* [Short exercise] Pull each line holding "text" out of the entries below.

* [Records to use]

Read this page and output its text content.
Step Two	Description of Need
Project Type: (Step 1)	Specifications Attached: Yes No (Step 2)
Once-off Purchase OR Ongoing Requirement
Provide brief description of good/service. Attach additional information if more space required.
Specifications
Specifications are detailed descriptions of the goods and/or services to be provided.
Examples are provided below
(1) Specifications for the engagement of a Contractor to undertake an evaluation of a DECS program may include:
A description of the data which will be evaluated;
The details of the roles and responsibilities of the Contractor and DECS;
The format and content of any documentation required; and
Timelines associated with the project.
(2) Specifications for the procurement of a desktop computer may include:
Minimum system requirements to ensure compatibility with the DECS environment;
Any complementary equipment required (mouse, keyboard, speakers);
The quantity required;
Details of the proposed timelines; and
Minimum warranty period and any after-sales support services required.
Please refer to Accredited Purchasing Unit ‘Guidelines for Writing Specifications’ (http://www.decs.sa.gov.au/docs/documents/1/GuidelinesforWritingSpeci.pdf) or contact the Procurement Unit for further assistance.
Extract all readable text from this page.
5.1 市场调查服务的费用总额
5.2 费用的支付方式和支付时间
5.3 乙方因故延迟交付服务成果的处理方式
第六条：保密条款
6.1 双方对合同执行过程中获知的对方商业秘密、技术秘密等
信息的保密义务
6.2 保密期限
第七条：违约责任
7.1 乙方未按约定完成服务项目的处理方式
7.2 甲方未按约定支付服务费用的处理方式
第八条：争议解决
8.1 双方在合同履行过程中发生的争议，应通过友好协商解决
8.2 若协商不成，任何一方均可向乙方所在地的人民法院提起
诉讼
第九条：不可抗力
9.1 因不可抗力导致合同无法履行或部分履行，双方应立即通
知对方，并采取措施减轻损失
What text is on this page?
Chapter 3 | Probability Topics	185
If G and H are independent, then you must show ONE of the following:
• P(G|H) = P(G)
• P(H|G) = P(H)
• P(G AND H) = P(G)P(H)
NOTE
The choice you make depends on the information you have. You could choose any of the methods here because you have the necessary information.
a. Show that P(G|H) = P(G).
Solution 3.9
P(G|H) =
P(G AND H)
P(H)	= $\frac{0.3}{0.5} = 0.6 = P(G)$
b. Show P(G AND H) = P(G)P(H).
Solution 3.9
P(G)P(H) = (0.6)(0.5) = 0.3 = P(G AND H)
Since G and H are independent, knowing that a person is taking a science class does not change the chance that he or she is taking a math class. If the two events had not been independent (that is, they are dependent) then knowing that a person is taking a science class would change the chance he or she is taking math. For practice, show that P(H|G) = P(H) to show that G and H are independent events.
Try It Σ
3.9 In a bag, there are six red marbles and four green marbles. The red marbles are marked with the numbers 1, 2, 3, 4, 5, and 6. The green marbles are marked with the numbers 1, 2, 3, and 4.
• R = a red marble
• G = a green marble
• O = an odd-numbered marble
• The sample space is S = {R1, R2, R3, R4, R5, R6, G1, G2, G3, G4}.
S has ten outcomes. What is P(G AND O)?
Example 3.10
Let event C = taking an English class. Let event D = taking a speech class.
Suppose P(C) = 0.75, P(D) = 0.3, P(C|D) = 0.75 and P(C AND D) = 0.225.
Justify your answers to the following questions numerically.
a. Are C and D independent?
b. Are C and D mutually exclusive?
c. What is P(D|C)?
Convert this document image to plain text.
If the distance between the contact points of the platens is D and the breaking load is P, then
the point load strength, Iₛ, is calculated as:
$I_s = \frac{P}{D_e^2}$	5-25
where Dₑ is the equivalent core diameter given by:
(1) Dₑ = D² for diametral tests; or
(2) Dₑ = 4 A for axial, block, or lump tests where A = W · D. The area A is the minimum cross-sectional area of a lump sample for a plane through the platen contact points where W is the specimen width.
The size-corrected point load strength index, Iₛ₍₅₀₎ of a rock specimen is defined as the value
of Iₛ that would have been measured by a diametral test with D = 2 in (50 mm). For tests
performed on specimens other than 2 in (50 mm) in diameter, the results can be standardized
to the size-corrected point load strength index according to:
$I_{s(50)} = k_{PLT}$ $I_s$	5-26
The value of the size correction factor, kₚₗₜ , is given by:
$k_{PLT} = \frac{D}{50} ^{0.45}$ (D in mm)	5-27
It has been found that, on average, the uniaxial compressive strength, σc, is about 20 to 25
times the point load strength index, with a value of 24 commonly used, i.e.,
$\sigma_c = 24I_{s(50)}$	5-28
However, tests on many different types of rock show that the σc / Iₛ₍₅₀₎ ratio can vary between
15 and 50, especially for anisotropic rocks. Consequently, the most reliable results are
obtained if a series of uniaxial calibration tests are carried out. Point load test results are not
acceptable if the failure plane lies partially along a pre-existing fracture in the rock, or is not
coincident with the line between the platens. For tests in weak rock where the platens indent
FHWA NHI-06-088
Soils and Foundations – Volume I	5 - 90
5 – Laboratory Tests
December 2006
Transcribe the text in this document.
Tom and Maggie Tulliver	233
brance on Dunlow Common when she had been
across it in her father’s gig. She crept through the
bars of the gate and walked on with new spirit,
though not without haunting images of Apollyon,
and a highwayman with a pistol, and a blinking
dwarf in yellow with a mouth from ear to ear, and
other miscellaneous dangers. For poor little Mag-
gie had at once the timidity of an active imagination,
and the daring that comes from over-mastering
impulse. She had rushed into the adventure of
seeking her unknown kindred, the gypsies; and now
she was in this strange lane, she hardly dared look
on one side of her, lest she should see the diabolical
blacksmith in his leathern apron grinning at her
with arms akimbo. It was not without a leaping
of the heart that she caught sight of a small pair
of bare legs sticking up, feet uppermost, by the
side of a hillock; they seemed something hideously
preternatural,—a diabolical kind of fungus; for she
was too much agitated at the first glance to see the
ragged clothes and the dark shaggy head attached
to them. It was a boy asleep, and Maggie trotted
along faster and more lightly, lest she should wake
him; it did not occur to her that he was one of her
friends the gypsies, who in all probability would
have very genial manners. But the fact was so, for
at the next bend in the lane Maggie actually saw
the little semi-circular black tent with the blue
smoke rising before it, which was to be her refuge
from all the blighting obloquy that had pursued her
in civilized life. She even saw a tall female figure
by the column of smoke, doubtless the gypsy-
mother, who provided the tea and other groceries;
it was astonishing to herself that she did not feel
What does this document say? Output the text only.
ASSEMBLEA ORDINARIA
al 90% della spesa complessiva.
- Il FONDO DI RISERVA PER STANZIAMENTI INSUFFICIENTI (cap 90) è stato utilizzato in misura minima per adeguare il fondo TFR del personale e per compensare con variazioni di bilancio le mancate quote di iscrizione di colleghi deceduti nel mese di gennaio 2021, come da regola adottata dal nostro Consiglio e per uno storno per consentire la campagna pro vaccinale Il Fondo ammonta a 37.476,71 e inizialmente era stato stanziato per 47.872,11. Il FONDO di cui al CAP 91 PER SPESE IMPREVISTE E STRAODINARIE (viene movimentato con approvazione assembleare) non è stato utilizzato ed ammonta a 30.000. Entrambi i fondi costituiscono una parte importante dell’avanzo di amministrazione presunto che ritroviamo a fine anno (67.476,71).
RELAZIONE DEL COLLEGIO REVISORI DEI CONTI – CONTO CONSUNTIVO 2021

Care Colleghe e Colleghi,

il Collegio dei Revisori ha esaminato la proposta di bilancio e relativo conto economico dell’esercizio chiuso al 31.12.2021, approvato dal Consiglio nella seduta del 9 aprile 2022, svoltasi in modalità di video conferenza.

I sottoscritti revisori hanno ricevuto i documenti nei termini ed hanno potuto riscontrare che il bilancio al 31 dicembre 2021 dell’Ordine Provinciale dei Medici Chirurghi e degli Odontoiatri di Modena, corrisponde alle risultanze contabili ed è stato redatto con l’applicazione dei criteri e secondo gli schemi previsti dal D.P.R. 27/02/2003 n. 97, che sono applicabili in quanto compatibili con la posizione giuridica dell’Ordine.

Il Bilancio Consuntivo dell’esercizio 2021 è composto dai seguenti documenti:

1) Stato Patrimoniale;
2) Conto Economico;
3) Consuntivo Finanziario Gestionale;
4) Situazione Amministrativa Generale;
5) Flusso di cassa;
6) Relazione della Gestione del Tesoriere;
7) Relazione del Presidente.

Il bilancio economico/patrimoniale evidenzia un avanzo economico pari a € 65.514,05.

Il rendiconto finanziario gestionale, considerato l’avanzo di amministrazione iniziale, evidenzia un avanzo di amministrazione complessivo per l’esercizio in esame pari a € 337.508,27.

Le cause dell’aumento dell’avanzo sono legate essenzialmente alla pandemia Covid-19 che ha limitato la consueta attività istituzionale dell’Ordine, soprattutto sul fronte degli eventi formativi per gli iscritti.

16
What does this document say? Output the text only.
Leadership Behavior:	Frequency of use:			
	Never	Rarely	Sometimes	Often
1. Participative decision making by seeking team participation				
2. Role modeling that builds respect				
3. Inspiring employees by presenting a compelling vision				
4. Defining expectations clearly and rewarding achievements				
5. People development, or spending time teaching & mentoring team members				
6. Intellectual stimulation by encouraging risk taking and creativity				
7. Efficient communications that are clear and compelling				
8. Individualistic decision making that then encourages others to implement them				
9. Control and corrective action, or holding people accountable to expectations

* [Task response]
Read this page and output its text content.
Extract all readable text from this page.
What text is on this page?
Convert this document image to plain text.
Transcribe the text in this document.
What does this document say? Output the text only.
What does this document say? Output the text only.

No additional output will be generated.